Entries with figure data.
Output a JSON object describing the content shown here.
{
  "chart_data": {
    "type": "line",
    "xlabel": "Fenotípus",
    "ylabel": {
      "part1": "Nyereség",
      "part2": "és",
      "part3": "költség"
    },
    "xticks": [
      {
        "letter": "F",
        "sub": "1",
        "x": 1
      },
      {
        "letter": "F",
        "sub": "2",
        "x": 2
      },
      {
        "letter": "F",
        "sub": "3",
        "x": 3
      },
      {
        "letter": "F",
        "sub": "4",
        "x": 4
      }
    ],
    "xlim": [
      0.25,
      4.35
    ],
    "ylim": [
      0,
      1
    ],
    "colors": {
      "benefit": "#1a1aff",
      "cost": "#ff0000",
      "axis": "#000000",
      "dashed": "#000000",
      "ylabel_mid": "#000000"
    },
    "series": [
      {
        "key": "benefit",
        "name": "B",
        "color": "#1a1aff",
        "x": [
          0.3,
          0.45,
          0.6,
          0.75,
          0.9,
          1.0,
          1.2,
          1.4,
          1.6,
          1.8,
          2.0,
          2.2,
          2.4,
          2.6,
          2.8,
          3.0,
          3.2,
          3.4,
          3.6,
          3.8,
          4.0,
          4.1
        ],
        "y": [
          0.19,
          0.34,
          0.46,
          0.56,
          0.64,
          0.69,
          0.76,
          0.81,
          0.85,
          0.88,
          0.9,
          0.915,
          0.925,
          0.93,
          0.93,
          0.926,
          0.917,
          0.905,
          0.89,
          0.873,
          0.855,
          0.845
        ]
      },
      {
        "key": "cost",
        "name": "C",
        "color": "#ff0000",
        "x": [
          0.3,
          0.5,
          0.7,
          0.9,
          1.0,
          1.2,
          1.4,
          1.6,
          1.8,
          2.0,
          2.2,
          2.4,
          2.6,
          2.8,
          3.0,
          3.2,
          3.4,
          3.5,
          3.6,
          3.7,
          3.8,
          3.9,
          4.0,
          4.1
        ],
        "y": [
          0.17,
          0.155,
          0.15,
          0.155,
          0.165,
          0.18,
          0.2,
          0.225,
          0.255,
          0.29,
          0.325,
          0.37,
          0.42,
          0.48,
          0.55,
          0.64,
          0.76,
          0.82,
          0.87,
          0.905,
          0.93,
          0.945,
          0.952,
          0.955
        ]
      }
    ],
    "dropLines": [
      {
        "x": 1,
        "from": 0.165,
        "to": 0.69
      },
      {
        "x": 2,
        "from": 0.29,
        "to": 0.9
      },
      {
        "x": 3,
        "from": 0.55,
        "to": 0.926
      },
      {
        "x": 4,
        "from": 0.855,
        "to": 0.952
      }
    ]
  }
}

What this task involves. The records above should all be quoted exactly, please.

Written response.
Output a JSON object describing the content shown here.
{
  "chart_data": {
    "type": "line",
    "xlabel": "Fenotípus",
    "ylabel": {
      "part1": "Nyereség",
      "part2": "és",
      "part3": "költség"
    },
    "xticks": [
      {
        "letter": "F",
        "sub": "1",
        "x": 1
      },
      {
        "letter": "F",
        "sub": "2",
        "x": 2
      },
      {
        "letter": "F",
        "sub": "3",
        "x": 3
      },
      {
        "letter": "F",
        "sub": "4",
        "x": 4
      }
    ],
    "xlim": [
      0.25,
      4.35
    ],
    "ylim": [
      0,
      1
    ],
    "colors": {
      "benefit": "#1a1aff",
      "cost": "#ff0000",
      "axis": "#000000",
      "dashed": "#000000",
      "ylabel_mid": "#000000"
    },
    "series": [
      {
        "key": "benefit",
        "name": "B",
        "color": "#1a1aff",
        "x": [
          0.3,
          0.45,
          0.6,
          0.75,
          0.9,
          1.0,
          1.2,
          1.4,
          1.6,
          1.8,
          2.0,
          2.2,
          2.4,
          2.6,
          2.8,
          3.0,
          3.2,
          3.4,
          3.6,
          3.8,
          4.0,
          4.1
        ],
        "y": [
          0.19,
          0.34,
          0.46,
          0.56,
          0.64,
          0.69,
          0.76,
          0.81,
          0.85,
          0.88,
          0.9,
          0.915,
          0.925,
          0.93,
          0.93,
          0.926,
          0.917,
          0.905,
          0.89,
          0.873,
          0.855,
          0.845
        ]
      },
      {
        "key": "cost",
        "name": "C",
        "color": "#ff0000",
        "x": [
          0.3,
          0.5,
          0.7,
          0.9,
          1.0,
          1.2,
          1.4,
          1.6,
          1.8,
          2.0,
          2.2,
          2.4,
          2.6,
          2.8,
          3.0,
          3.2,
          3.4,
          3.5,
          3.6,
          3.7,
          3.8,
          3.9,
          4.0,
          4.1
        ],
        "y": [
          0.17,
          0.155,
          0.15,
          0.155,
          0.165,
          0.18,
          0.2,
          0.225,
          0.255,
          0.29,
          0.325,
          0.37,
          0.42,
          0.48,
          0.55,
          0.64,
          0.76,
          0.82,
          0.87,
          0.905,
          0.93,
          0.945,
          0.952,
          0.955
        ]
      }
    ],
    "dropLines": [
      {
        "x": 1,
        "from": 0.165,
        "to": 0.69
      },
      {
        "x": 2,
        "from": 0.29,
        "to": 0.9
      },
      {
        "x": 3,
        "from": 0.55,
        "to": 0.926
      },
      {
        "x": 4,
        "from": 0.855,
        "to": 0.952
      }
    ]
  }
}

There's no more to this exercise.